==== GIVEN DATA ====

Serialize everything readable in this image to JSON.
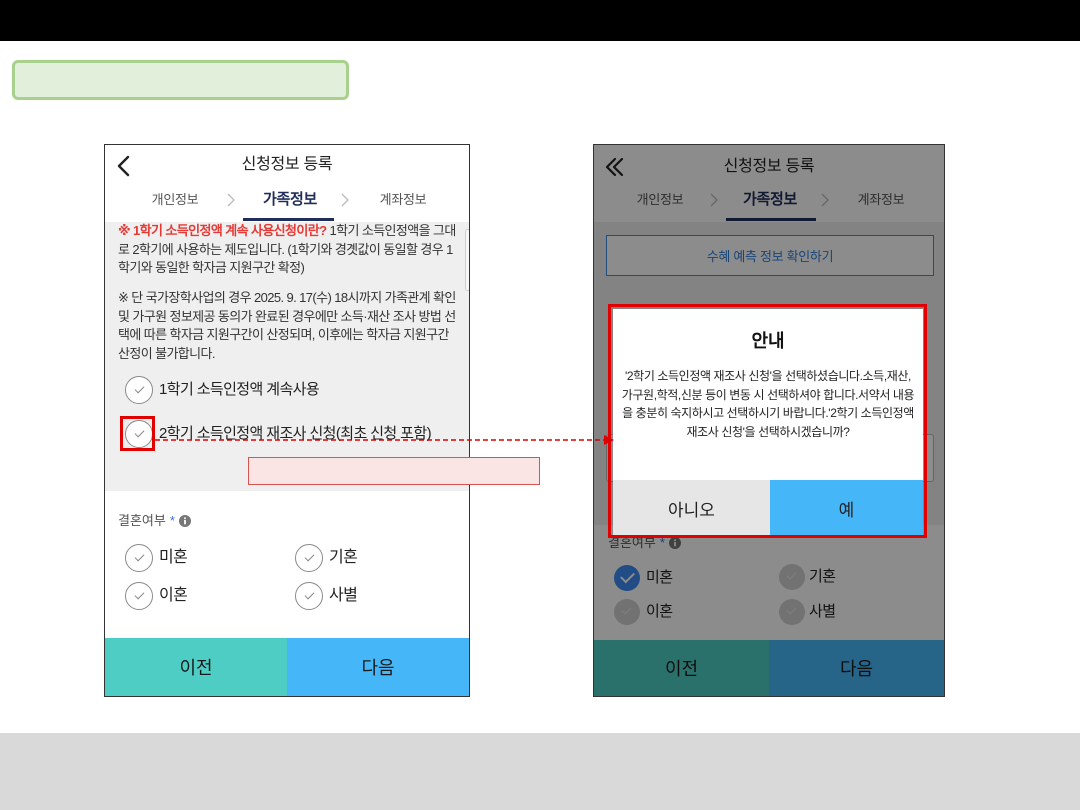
{
  "colors": {
    "prev_button": "#4ecdc4",
    "next_button": "#45b6f7",
    "tab_active": "#1f2d5a",
    "notice_highlight": "#e53935",
    "annotation_red": "#e00000",
    "callout_fill": "#fbe4e4",
    "label_box_fill": "#e2efda",
    "label_box_border": "#a9d18e",
    "radio_checked": "#3d8bf2",
    "predict_button": "#2c7fd9"
  },
  "icons": {
    "back": "chevron-left-icon",
    "back_double": "double-chevron-left-icon",
    "tab_separator": "chevron-right-icon",
    "info": "info-icon",
    "radio_check": "check-icon",
    "annotation_arrow": "dashed-arrow-icon"
  },
  "left_screen": {
    "header": {
      "title": "신청정보 등록"
    },
    "active_tab_index": 1,
    "tabs": [
      {
        "label": "개인정보"
      },
      {
        "label": "가족정보"
      },
      {
        "label": "계좌정보"
      }
    ],
    "notice": {
      "paragraph1_highlight": "※ 1학기 소득인정액 계속 사용신청이란?",
      "paragraph1_body": " 1학기 소득인정액을 그대로 2학기에 사용하는 제도입니다. (1학기와 경곗값이 동일할 경우 1학기와 동일한 학자금 지원구간 확정)",
      "paragraph2": "※ 단 국가장학사업의 경우 2025. 9. 17(수) 18시까지 가족관계 확인 및 가구원 정보제공 동의가 완료된 경우에만 소득·재산 조사 방법 선택에 따른 학자금 지원구간이 산정되며, 이후에는 학자금 지원구간 산정이 불가합니다."
    },
    "income_options": [
      {
        "label": "1학기 소득인정액 계속사용"
      },
      {
        "label": "2학기 소득인정액 재조사 신청(최초 신청 포함)"
      }
    ],
    "marriage": {
      "label": "결혼여부",
      "required_mark": "*",
      "options": [
        {
          "label": "미혼"
        },
        {
          "label": "기혼"
        },
        {
          "label": "이혼"
        },
        {
          "label": "사별"
        }
      ]
    },
    "buttons": {
      "prev": "이전",
      "next": "다음"
    }
  },
  "right_screen": {
    "header": {
      "title": "신청정보 등록"
    },
    "active_tab_index": 1,
    "tabs": [
      {
        "label": "개인정보"
      },
      {
        "label": "가족정보"
      },
      {
        "label": "계좌정보"
      }
    ],
    "predict_button": "수혜 예측 정보 확인하기",
    "marriage": {
      "label": "결혼여부",
      "required_mark": "*",
      "selected_index": 0,
      "options": [
        {
          "label": "미혼"
        },
        {
          "label": "기혼"
        },
        {
          "label": "이혼"
        },
        {
          "label": "사별"
        }
      ]
    },
    "buttons": {
      "prev": "이전",
      "next": "다음"
    },
    "dialog": {
      "title": "안내",
      "message": "'2학기 소득인정액 재조사 신청'을 선택하셨습니다.소득,재산,가구원,학적,신분 등이 변동 시 선택하셔야 합니다.서약서 내용을 충분히 숙지하시고 선택하시기 바랍니다.'2학기 소득인정액 재조사 신청'을 선택하시겠습니까?",
      "cancel": "아니오",
      "confirm": "예"
    }
  }
}
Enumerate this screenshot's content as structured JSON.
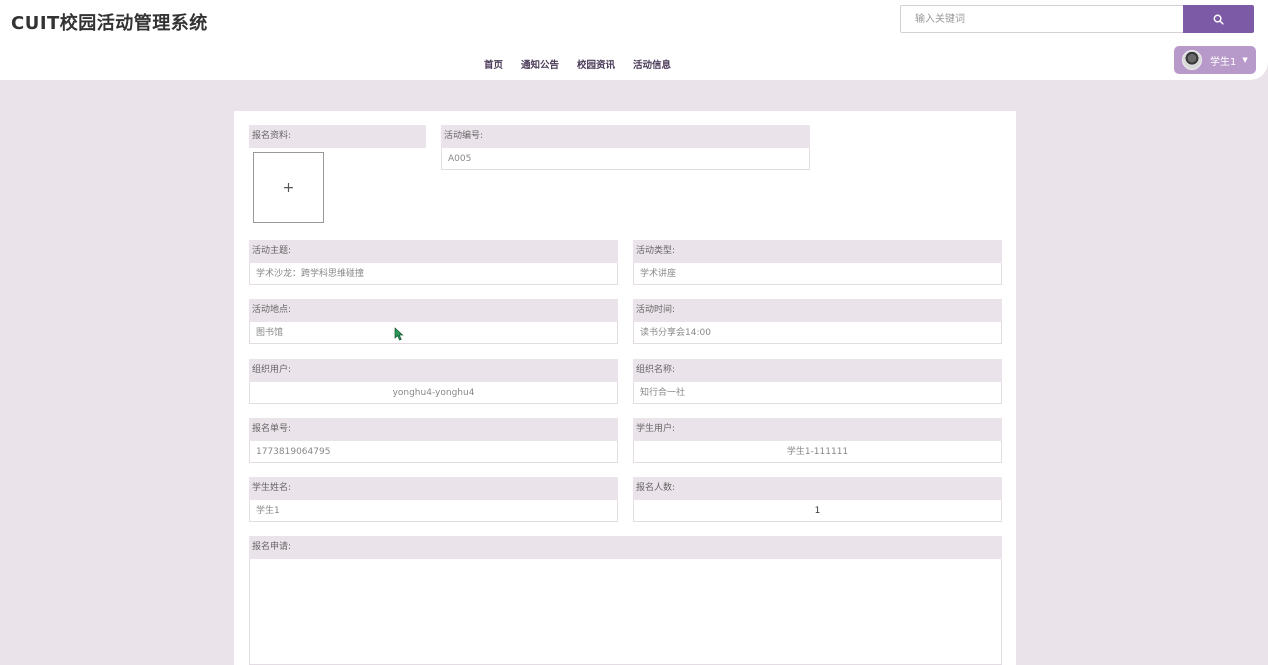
{
  "header": {
    "app_title": "CUIT校园活动管理系统",
    "search": {
      "placeholder": "输入关键词"
    },
    "nav": [
      {
        "label": "首页"
      },
      {
        "label": "通知公告"
      },
      {
        "label": "校园资讯"
      },
      {
        "label": "活动信息"
      }
    ],
    "user": {
      "name": "学生1"
    }
  },
  "form": {
    "upload_label": "报名资料:",
    "activity_no": {
      "label": "活动编号:",
      "value": "A005"
    },
    "topic": {
      "label": "活动主题:",
      "value": "学术沙龙：跨学科思维碰撞"
    },
    "type": {
      "label": "活动类型:",
      "value": "学术讲座"
    },
    "location": {
      "label": "活动地点:",
      "value": "图书馆"
    },
    "time": {
      "label": "活动时间:",
      "value": "读书分享会14:00"
    },
    "org_user": {
      "label": "组织用户:",
      "value": "yonghu4-yonghu4"
    },
    "org_name": {
      "label": "组织名称:",
      "value": "知行合一社"
    },
    "order_no": {
      "label": "报名单号:",
      "value": "1773819064795"
    },
    "student_user": {
      "label": "学生用户:",
      "value": "学生1-111111"
    },
    "student_name": {
      "label": "学生姓名:",
      "value": "学生1"
    },
    "count": {
      "label": "报名人数:",
      "value": "1"
    },
    "application": {
      "label": "报名申请:",
      "value": ""
    }
  },
  "colors": {
    "accent": "#7c5aa6",
    "user_button": "#b79ac9",
    "page_bg": "#ebe3ea"
  },
  "icons": {
    "search_button": "search-icon",
    "user_menu": "chevron-down-icon",
    "upload": "plus-icon"
  }
}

====

TASK DIRECTIONS = Every entry must be reproduced exactly, with the images left out.

THE SOLUTION =
Serialize everything readable in this image to JSON.
{
  "colors": {
    "prev_button": "#4ecdc4",
    "next_button": "#45b6f7",
    "tab_active": "#1f2d5a",
    "notice_highlight": "#e53935",
    "annotation_red": "#e00000",
    "callout_fill": "#fbe4e4",
    "label_box_fill": "#e2efda",
    "label_box_border": "#a9d18e",
    "radio_checked": "#3d8bf2",
    "predict_button": "#2c7fd9"
  },
  "icons": {
    "back": "chevron-left-icon",
    "back_double": "double-chevron-left-icon",
    "tab_separator": "chevron-right-icon",
    "info": "info-icon",
    "radio_check": "check-icon",
    "annotation_arrow": "dashed-arrow-icon"
  },
  "left_screen": {
    "header": {
      "title": "신청정보 등록"
    },
    "active_tab_index": 1,
    "tabs": [
      {
        "label": "개인정보"
      },
      {
        "label": "가족정보"
      },
      {
        "label": "계좌정보"
      }
    ],
    "notice": {
      "paragraph1_highlight": "※ 1학기 소득인정액 계속 사용신청이란?",
      "paragraph1_body": " 1학기 소득인정액을 그대로 2학기에 사용하는 제도입니다. (1학기와 경곗값이 동일할 경우 1학기와 동일한 학자금 지원구간 확정)",
      "paragraph2": "※ 단 국가장학사업의 경우 2025. 9. 17(수) 18시까지 가족관계 확인 및 가구원 정보제공 동의가 완료된 경우에만 소득·재산 조사 방법 선택에 따른 학자금 지원구간이 산정되며, 이후에는 학자금 지원구간 산정이 불가합니다."
    },
    "income_options": [
      {
        "label": "1학기 소득인정액 계속사용"
      },
      {
        "label": "2학기 소득인정액 재조사 신청(최초 신청 포함)"
      }
    ],
    "marriage": {
      "label": "결혼여부",
      "required_mark": "*",
      "options": [
        {
          "label": "미혼"
        },
        {
          "label": "기혼"
        },
        {
          "label": "이혼"
        },
        {
          "label": "사별"
        }
      ]
    },
    "buttons": {
      "prev": "이전",
      "next": "다음"
    }
  },
  "right_screen": {
    "header": {
      "title": "신청정보 등록"
    },
    "active_tab_index": 1,
    "tabs": [
      {
        "label": "개인정보"
      },
      {
        "label": "가족정보"
      },
      {
        "label": "계좌정보"
      }
    ],
    "predict_button": "수혜 예측 정보 확인하기",
    "marriage": {
      "label": "결혼여부",
      "required_mark": "*",
      "selected_index": 0,
      "options": [
        {
          "label": "미혼"
        },
        {
          "label": "기혼"
        },
        {
          "label": "이혼"
        },
        {
          "label": "사별"
        }
      ]
    },
    "buttons": {
      "prev": "이전",
      "next": "다음"
    },
    "dialog": {
      "title": "안내",
      "message": "'2학기 소득인정액 재조사 신청'을 선택하셨습니다.소득,재산,가구원,학적,신분 등이 변동 시 선택하셔야 합니다.서약서 내용을 충분히 숙지하시고 선택하시기 바랍니다.'2학기 소득인정액 재조사 신청'을 선택하시겠습니까?",
      "cancel": "아니오",
      "confirm": "예"
    }
  }
}
Enumerate this screenshot's content as structured JSON.
{
  "header": {
    "app_title": "CUIT校园活动管理系统",
    "search": {
      "placeholder": "输入关键词"
    },
    "nav": [
      {
        "label": "首页"
      },
      {
        "label": "通知公告"
      },
      {
        "label": "校园资讯"
      },
      {
        "label": "活动信息"
      }
    ],
    "user": {
      "name": "学生1"
    }
  },
  "form": {
    "upload_label": "报名资料:",
    "activity_no": {
      "label": "活动编号:",
      "value": "A005"
    },
    "topic": {
      "label": "活动主题:",
      "value": "学术沙龙：跨学科思维碰撞"
    },
    "type": {
      "label": "活动类型:",
      "value": "学术讲座"
    },
    "location": {
      "label": "活动地点:",
      "value": "图书馆"
    },
    "time": {
      "label": "活动时间:",
      "value": "读书分享会14:00"
    },
    "org_user": {
      "label": "组织用户:",
      "value": "yonghu4-yonghu4"
    },
    "org_name": {
      "label": "组织名称:",
      "value": "知行合一社"
    },
    "order_no": {
      "label": "报名单号:",
      "value": "1773819064795"
    },
    "student_user": {
      "label": "学生用户:",
      "value": "学生1-111111"
    },
    "student_name": {
      "label": "学生姓名:",
      "value": "学生1"
    },
    "count": {
      "label": "报名人数:",
      "value": "1"
    },
    "application": {
      "label": "报名申请:",
      "value": ""
    }
  },
  "colors": {
    "accent": "#7c5aa6",
    "user_button": "#b79ac9",
    "page_bg": "#ebe3ea"
  },
  "icons": {
    "search_button": "search-icon",
    "user_menu": "chevron-down-icon",
    "upload": "plus-icon"
  }
}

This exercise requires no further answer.